REQUIRED ACTION - Pull every line that includes the word "marker" out of the data below and copy it.

DATA FOR ANALYSIS -
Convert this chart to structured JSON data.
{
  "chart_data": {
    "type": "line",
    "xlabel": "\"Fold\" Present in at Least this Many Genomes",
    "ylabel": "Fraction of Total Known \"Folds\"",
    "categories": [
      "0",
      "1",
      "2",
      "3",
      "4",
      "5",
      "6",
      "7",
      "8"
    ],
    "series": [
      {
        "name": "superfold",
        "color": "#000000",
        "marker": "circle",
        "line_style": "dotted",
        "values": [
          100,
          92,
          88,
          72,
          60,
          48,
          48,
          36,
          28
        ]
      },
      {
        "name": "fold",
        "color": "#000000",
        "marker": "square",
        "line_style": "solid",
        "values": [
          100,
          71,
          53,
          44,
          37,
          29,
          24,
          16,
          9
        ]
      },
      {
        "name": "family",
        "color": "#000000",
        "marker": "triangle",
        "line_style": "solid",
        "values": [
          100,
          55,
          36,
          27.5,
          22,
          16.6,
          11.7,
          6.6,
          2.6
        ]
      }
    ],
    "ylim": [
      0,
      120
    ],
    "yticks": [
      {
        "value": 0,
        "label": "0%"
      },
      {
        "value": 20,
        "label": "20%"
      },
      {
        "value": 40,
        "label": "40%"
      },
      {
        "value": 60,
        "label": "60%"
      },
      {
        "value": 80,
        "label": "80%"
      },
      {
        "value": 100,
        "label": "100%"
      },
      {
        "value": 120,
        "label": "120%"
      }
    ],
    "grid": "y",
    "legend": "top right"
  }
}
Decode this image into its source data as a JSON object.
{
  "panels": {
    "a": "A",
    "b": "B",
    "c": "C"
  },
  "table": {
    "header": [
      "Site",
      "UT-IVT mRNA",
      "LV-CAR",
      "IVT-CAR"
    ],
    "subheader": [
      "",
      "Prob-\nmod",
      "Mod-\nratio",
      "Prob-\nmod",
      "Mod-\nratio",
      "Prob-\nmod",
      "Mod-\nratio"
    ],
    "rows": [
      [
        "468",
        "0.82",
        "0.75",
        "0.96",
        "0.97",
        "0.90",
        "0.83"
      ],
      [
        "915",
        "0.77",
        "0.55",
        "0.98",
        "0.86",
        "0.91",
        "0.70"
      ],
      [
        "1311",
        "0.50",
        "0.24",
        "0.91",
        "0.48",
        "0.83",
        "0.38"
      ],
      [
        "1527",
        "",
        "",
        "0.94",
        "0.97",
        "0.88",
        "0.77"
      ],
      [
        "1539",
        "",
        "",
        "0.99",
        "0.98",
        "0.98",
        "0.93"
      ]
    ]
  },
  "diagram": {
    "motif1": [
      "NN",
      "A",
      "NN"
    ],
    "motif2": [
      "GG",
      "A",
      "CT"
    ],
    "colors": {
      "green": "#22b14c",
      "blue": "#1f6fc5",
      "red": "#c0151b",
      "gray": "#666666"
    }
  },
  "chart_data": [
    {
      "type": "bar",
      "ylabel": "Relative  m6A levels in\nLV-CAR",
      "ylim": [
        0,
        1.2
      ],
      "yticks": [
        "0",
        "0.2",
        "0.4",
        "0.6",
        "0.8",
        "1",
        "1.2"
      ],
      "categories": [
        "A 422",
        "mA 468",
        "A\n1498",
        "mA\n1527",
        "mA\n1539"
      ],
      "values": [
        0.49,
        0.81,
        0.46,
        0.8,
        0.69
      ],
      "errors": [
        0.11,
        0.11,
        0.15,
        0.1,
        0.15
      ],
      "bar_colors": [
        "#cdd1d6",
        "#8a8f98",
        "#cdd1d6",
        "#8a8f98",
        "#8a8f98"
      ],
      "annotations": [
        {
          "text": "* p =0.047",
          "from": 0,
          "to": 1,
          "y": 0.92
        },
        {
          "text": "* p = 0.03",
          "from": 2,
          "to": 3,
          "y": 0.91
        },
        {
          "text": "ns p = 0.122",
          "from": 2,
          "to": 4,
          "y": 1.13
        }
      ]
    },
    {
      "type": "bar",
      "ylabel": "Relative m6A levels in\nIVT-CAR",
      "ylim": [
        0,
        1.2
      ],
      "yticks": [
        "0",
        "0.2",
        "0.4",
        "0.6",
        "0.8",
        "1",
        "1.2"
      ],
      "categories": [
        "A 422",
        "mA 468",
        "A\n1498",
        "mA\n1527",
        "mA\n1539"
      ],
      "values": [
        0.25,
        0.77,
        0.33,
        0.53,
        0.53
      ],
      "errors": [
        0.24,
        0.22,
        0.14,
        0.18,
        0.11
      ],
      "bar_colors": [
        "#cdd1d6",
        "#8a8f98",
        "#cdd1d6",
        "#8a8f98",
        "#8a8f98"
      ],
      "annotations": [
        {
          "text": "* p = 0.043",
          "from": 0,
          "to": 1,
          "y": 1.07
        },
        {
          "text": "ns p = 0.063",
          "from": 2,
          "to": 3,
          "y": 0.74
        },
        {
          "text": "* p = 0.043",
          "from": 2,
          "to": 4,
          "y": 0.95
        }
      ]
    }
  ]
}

TASK RESULT -
        "marker": "circle",
        "marker": "square",
        "marker": "triangle",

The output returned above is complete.